---------- Supplied data

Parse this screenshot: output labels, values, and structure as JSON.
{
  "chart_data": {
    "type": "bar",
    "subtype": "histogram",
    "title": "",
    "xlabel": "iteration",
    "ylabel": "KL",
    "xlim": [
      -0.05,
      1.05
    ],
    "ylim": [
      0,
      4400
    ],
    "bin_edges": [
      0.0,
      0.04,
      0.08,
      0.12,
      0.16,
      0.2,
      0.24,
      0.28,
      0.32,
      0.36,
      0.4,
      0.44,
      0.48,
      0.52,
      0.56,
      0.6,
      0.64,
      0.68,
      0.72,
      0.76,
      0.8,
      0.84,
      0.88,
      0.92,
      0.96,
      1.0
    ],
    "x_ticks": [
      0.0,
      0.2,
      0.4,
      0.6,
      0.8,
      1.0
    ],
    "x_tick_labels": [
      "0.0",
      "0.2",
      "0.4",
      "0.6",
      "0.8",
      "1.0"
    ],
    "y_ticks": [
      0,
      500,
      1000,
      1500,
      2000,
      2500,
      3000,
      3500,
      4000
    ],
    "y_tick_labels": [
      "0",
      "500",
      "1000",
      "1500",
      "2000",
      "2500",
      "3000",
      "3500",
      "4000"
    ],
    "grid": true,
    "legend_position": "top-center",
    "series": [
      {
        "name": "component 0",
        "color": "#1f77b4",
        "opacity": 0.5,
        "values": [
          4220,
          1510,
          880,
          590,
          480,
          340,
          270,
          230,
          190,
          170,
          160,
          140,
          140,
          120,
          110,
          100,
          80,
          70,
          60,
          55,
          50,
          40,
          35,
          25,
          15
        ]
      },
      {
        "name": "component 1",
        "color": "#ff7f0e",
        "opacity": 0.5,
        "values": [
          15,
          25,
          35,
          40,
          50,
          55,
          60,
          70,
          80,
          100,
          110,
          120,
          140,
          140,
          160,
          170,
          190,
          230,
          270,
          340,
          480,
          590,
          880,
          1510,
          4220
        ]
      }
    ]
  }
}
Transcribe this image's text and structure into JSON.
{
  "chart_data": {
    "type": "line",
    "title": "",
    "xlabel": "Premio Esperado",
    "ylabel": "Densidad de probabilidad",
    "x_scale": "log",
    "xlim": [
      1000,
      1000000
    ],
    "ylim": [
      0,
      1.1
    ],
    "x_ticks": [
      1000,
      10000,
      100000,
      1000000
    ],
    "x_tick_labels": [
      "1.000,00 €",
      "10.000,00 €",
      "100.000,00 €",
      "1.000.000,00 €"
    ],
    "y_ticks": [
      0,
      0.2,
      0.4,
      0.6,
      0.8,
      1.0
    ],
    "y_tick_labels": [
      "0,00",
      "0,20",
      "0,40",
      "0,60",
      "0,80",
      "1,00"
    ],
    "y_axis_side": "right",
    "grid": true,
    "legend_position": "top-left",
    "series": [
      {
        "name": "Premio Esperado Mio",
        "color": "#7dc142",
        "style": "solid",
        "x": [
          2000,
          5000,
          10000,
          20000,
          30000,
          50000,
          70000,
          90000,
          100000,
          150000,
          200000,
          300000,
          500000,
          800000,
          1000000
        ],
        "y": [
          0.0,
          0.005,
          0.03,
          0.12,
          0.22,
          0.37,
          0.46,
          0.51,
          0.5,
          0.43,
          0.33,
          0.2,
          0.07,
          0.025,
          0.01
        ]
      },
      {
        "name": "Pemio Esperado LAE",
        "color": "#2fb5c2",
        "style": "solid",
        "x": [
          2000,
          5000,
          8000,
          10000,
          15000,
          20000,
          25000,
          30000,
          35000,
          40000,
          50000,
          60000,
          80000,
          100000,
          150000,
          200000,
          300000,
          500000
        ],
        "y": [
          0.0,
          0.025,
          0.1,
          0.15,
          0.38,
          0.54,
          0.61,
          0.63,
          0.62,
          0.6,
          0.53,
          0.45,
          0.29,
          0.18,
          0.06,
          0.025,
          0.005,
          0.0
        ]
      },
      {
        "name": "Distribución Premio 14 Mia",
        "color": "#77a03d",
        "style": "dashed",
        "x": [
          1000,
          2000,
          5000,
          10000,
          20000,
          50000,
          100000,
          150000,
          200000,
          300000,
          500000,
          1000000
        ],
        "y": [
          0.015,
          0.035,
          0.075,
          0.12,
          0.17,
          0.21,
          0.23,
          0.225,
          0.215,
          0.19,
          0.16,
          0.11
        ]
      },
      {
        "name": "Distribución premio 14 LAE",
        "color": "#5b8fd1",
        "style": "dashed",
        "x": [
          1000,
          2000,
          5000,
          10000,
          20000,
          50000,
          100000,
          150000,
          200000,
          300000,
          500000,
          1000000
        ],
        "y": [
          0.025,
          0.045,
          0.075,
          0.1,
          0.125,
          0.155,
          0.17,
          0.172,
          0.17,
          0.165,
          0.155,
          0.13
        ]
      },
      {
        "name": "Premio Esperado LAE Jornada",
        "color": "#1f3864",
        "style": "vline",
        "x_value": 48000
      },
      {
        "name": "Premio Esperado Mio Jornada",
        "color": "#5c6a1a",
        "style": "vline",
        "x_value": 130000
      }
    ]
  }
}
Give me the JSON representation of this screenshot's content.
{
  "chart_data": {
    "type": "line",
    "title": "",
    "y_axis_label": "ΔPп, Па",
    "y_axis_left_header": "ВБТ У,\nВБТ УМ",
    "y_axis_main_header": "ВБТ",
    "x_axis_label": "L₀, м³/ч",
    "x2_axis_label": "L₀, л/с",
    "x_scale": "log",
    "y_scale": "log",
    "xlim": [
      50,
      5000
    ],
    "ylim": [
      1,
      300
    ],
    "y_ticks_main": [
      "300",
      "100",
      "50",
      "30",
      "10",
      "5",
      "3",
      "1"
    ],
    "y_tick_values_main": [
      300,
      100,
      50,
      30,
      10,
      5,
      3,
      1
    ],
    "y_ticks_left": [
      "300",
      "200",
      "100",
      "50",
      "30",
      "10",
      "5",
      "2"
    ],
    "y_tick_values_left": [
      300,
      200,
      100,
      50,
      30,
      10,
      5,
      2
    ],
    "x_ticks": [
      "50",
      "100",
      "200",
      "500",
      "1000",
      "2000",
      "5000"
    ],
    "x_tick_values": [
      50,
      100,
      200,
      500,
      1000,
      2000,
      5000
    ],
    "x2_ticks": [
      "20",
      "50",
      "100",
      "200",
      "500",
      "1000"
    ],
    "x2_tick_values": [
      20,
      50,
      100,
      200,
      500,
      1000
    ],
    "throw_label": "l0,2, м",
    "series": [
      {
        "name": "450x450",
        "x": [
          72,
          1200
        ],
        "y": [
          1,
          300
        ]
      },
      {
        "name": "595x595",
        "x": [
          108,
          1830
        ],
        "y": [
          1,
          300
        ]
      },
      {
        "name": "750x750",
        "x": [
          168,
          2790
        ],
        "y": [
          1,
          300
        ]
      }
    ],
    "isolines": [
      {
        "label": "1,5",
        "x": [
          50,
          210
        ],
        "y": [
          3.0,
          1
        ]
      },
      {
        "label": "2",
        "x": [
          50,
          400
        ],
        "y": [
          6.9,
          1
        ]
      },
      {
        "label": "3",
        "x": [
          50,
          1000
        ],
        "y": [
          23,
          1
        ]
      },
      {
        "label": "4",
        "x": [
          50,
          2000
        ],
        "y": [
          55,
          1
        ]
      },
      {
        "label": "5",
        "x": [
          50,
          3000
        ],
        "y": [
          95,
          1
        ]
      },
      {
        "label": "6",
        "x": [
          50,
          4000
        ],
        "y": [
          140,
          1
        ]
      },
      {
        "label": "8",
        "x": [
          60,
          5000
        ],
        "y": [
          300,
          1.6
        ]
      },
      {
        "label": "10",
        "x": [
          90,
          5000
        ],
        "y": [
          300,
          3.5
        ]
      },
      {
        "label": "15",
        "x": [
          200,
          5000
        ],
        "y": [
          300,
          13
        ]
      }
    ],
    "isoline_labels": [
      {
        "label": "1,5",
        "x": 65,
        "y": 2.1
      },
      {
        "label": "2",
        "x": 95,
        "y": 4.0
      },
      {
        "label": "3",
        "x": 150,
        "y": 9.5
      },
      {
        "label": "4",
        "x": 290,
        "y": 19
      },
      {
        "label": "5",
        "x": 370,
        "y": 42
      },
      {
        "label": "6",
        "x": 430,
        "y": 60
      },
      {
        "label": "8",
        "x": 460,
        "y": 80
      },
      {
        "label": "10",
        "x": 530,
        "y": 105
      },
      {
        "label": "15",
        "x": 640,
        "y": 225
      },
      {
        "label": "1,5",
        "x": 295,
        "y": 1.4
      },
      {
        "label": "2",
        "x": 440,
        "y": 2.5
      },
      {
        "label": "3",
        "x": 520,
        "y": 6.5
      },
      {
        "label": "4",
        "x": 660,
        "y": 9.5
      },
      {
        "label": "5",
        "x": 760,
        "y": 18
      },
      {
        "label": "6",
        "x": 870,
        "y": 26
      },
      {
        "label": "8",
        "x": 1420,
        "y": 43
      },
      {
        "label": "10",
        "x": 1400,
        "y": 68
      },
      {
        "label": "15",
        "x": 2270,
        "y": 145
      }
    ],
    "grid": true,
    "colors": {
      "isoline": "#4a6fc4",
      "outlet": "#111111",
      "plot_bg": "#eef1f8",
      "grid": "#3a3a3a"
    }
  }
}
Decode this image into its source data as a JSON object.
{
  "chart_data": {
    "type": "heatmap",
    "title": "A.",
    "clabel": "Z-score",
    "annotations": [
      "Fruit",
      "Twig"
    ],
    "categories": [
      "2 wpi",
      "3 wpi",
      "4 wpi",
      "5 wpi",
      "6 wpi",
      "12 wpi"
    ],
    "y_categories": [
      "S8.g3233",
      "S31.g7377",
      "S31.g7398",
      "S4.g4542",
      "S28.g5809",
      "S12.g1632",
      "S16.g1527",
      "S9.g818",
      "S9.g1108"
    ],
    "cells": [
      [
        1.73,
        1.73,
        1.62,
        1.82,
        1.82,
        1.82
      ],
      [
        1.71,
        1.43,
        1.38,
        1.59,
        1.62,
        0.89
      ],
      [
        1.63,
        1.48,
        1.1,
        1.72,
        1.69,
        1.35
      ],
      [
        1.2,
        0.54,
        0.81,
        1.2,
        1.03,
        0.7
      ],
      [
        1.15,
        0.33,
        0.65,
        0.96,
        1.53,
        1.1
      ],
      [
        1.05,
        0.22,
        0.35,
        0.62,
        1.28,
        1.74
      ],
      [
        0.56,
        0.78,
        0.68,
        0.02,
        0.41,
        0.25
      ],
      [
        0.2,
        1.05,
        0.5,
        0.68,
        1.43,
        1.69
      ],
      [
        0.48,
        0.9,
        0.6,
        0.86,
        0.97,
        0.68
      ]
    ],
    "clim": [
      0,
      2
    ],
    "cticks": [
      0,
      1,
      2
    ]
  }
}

--------------------

Aim: Exactly how many lines contain "xlabel"? State the number and nothing else.

Finished task: 2